WHAT TO WORK ON:
Establish how many lines in the material include the string "wyjątków" and report it as a lone number.

= = = = =

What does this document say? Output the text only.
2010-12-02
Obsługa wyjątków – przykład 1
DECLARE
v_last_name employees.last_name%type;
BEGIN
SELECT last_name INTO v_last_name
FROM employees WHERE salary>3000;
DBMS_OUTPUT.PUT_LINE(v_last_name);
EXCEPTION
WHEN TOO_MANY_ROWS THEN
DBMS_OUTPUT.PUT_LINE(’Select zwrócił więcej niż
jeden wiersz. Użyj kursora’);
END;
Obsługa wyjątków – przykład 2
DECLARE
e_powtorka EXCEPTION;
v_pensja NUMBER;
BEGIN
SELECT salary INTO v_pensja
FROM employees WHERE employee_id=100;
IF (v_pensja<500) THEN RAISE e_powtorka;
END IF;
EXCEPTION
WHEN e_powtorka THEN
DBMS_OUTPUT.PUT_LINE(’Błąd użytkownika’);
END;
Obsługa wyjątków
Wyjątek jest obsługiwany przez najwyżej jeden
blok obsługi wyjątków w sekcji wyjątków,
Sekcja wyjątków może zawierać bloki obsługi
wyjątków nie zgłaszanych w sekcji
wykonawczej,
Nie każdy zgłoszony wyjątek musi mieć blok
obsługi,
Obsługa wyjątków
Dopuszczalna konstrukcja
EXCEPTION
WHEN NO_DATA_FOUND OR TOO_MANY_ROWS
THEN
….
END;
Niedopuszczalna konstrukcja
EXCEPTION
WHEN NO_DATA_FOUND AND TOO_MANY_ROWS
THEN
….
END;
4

= = = = =

SOLUTION FOR THIS EXERCISE:
7